* REQUIREMENTS
Find the string "alle" in the records. Copy every line it appears in.

-------- PROVIDED ENTRIES

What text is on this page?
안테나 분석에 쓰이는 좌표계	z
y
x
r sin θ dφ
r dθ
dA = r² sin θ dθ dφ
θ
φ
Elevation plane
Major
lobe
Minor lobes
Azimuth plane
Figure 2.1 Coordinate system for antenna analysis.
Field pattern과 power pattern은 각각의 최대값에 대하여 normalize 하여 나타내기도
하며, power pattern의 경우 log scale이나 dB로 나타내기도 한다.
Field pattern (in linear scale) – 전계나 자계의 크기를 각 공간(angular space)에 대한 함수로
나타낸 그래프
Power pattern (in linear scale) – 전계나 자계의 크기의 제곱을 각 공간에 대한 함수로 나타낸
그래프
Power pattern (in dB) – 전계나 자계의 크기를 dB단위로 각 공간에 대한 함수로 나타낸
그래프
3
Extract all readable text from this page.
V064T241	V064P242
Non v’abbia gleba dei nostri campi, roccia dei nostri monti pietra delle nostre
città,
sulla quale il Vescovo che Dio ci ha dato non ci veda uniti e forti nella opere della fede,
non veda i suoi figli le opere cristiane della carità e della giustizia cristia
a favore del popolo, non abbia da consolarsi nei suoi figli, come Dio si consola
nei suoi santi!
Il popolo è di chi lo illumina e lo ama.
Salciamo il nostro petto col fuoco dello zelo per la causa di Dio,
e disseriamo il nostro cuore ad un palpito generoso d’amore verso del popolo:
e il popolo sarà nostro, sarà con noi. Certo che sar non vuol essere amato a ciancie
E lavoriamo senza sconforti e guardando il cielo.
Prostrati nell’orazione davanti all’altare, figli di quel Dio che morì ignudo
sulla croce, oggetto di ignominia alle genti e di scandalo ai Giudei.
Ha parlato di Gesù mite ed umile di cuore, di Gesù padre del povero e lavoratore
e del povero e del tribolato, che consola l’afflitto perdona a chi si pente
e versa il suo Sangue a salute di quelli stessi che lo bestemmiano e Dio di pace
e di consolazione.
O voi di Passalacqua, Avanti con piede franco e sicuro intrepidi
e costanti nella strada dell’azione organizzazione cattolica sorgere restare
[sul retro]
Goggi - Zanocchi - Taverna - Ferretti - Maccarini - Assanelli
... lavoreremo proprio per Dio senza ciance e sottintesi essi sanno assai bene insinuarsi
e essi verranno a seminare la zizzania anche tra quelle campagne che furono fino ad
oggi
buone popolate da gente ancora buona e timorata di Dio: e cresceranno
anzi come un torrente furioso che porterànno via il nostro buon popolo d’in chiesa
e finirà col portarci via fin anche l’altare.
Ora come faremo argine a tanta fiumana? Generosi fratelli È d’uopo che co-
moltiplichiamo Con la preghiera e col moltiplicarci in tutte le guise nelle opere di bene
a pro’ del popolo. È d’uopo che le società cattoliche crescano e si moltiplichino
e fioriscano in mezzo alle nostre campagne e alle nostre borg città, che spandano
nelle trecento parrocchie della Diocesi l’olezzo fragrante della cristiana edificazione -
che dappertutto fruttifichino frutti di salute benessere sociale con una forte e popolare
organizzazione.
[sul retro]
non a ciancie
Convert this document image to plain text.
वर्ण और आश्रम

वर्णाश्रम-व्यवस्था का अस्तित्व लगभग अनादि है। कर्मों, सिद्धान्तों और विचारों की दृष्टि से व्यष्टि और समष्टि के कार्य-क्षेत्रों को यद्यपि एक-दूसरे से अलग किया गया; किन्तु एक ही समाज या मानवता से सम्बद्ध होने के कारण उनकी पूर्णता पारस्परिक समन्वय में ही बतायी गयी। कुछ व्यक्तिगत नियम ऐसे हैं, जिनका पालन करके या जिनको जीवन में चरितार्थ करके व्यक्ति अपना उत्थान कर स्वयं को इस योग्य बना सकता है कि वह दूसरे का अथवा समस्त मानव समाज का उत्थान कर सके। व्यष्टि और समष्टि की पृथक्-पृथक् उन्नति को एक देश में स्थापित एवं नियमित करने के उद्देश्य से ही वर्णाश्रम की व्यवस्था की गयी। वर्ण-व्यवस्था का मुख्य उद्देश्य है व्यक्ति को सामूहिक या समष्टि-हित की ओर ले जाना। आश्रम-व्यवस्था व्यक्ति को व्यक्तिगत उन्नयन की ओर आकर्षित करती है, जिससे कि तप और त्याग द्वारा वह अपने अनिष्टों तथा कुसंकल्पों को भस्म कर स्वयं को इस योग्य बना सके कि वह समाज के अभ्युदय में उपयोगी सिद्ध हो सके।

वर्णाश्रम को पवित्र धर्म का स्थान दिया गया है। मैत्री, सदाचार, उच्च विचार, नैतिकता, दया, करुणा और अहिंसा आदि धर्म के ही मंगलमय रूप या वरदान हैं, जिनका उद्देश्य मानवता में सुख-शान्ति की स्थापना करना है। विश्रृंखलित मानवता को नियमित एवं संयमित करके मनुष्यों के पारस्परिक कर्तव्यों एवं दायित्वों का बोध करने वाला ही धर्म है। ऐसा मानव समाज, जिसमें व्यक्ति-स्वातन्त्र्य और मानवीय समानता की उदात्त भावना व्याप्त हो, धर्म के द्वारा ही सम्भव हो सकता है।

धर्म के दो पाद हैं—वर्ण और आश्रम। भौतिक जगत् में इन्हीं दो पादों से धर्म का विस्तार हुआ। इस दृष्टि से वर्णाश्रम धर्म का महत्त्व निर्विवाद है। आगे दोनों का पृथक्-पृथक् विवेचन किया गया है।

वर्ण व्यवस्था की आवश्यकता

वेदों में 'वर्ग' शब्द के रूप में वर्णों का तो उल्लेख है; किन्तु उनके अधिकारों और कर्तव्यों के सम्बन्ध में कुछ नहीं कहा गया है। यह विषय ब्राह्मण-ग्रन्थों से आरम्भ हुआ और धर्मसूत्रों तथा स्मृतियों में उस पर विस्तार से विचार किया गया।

----------------

* EXERCISE ANSWER
sulla croce, oggetto di ignominia alle genti e di scandalo ai Giudei.
e fioriscano in mezzo alle nostre campagne e alle nostre borg città, che spandano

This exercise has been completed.